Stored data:
● ● ● ● ●
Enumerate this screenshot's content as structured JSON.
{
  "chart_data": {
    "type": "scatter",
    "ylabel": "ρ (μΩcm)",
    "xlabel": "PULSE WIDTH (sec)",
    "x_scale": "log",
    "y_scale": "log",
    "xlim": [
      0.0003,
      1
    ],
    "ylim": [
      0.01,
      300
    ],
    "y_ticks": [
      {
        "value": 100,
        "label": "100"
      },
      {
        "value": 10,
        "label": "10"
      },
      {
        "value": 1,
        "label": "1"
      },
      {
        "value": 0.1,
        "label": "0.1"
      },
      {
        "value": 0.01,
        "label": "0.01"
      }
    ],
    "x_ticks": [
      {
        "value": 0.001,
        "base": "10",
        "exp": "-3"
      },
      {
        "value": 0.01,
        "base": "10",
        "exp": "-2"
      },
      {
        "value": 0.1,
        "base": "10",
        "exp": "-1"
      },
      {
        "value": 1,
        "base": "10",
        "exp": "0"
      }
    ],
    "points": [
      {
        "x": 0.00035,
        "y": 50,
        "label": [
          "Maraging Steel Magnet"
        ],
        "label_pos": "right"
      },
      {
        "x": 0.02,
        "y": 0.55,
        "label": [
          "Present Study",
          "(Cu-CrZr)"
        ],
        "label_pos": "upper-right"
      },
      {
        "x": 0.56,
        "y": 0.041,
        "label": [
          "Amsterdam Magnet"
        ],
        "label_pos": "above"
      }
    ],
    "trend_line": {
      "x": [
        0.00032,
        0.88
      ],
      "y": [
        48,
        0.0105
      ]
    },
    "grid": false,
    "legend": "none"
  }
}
● ● ● ● ●
## TASK INSTRUCTIONS
Output the full listing without altering anything.

## SOLUTION
Enumerate this screenshot's content as structured JSON.
{
  "chart_data": {
    "type": "scatter",
    "ylabel": "ρ (μΩcm)",
    "xlabel": "PULSE WIDTH (sec)",
    "x_scale": "log",
    "y_scale": "log",
    "xlim": [
      0.0003,
      1
    ],
    "ylim": [
      0.01,
      300
    ],
    "y_ticks": [
      {
        "value": 100,
        "label": "100"
      },
      {
        "value": 10,
        "label": "10"
      },
      {
        "value": 1,
        "label": "1"
      },
      {
        "value": 0.1,
        "label": "0.1"
      },
      {
        "value": 0.01,
        "label": "0.01"
      }
    ],
    "x_ticks": [
      {
        "value": 0.001,
        "base": "10",
        "exp": "-3"
      },
      {
        "value": 0.01,
        "base": "10",
        "exp": "-2"
      },
      {
        "value": 0.1,
        "base": "10",
        "exp": "-1"
      },
      {
        "value": 1,
        "base": "10",
        "exp": "0"
      }
    ],
    "points": [
      {
        "x": 0.00035,
        "y": 50,
        "label": [
          "Maraging Steel Magnet"
        ],
        "label_pos": "right"
      },
      {
        "x": 0.02,
        "y": 0.55,
        "label": [
          "Present Study",
          "(Cu-CrZr)"
        ],
        "label_pos": "upper-right"
      },
      {
        "x": 0.56,
        "y": 0.041,
        "label": [
          "Amsterdam Magnet"
        ],
        "label_pos": "above"
      }
    ],
    "trend_line": {
      "x": [
        0.00032,
        0.88
      ],
      "y": [
        48,
        0.0105
      ]
    },
    "grid": false,
    "legend": "none"
  }
}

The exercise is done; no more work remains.